— start —

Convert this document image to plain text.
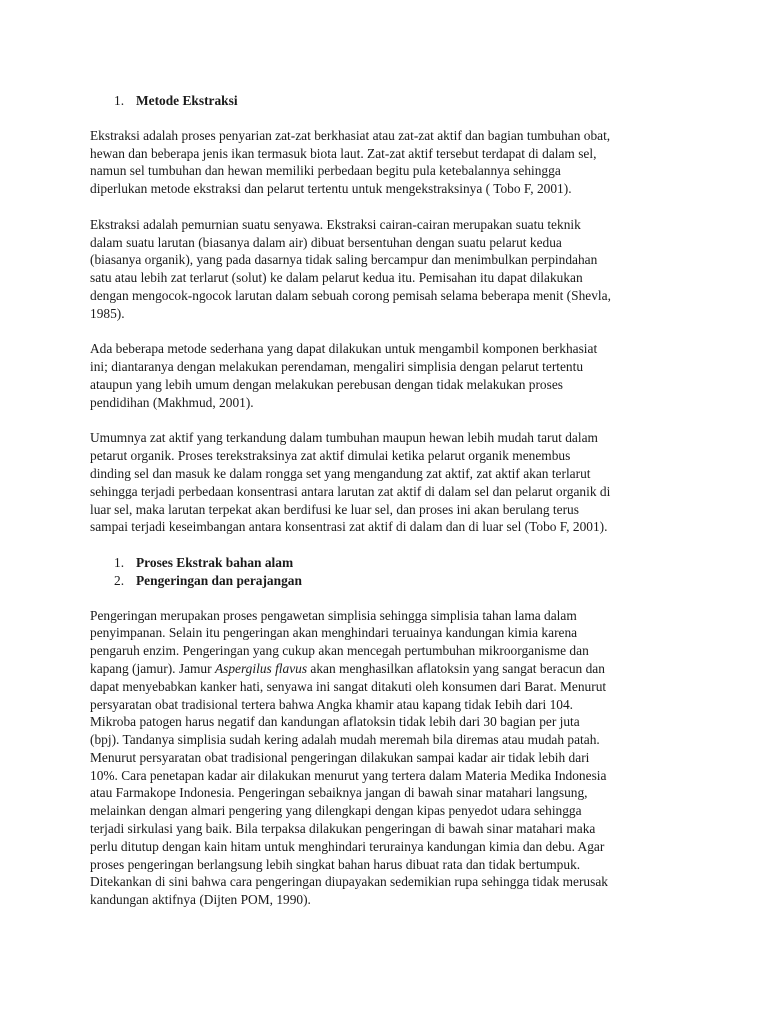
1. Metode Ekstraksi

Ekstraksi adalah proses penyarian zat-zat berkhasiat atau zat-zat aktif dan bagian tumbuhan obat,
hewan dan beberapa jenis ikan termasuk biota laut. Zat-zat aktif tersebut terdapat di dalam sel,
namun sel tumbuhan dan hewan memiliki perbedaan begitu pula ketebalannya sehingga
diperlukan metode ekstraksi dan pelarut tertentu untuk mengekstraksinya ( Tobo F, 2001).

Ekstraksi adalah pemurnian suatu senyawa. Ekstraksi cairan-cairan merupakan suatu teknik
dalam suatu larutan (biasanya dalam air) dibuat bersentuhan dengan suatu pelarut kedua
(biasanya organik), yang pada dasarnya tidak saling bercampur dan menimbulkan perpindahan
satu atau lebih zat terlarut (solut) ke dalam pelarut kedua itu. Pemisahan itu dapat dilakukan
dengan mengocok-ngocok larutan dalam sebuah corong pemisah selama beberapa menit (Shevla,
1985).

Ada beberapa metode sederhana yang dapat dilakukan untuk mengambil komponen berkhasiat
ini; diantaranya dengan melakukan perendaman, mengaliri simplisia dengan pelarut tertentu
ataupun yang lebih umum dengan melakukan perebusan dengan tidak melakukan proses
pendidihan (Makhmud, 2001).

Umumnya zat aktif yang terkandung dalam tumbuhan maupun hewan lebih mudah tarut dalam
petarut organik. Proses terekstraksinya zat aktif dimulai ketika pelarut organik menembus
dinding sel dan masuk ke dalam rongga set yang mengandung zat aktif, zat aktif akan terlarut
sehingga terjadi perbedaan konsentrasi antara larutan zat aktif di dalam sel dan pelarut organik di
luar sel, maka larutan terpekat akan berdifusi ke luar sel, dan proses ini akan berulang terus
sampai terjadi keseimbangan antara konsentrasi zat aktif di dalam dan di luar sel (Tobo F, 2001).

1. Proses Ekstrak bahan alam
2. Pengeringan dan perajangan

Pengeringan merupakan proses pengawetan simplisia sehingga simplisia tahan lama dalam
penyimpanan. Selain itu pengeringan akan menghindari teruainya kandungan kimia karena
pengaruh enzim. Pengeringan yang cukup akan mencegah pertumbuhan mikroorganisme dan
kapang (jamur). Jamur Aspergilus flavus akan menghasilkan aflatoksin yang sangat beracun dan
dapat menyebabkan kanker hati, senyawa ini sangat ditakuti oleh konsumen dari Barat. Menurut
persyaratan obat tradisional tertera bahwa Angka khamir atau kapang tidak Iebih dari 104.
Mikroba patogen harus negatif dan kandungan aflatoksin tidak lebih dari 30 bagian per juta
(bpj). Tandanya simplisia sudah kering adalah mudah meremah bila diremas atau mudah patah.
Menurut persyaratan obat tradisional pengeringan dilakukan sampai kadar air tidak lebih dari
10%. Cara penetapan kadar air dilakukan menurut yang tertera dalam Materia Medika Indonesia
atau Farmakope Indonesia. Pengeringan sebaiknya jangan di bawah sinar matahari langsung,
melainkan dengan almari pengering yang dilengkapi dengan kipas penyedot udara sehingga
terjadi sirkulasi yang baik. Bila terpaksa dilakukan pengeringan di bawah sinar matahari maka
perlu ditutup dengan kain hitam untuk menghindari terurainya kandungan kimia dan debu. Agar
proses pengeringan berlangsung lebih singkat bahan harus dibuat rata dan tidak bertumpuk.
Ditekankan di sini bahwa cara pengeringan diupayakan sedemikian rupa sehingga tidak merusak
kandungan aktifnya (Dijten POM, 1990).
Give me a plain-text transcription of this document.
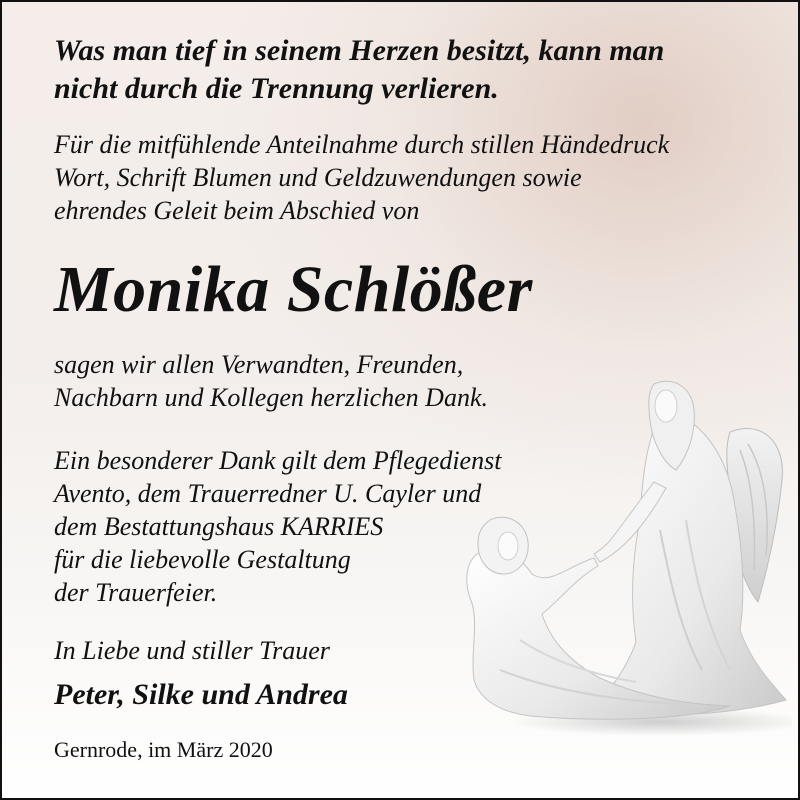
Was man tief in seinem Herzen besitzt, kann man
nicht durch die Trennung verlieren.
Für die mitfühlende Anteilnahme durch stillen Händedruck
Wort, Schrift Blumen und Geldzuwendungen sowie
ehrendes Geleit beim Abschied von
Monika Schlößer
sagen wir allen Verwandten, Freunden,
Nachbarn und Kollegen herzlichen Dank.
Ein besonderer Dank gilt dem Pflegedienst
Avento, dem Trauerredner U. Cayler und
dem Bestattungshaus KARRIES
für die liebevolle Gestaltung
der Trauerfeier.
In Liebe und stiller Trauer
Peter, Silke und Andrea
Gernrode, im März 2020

— end —

## Given task:
Report how many lines of the listing hold the word "konsentrasi", with nothing but the number.

## Final result:
2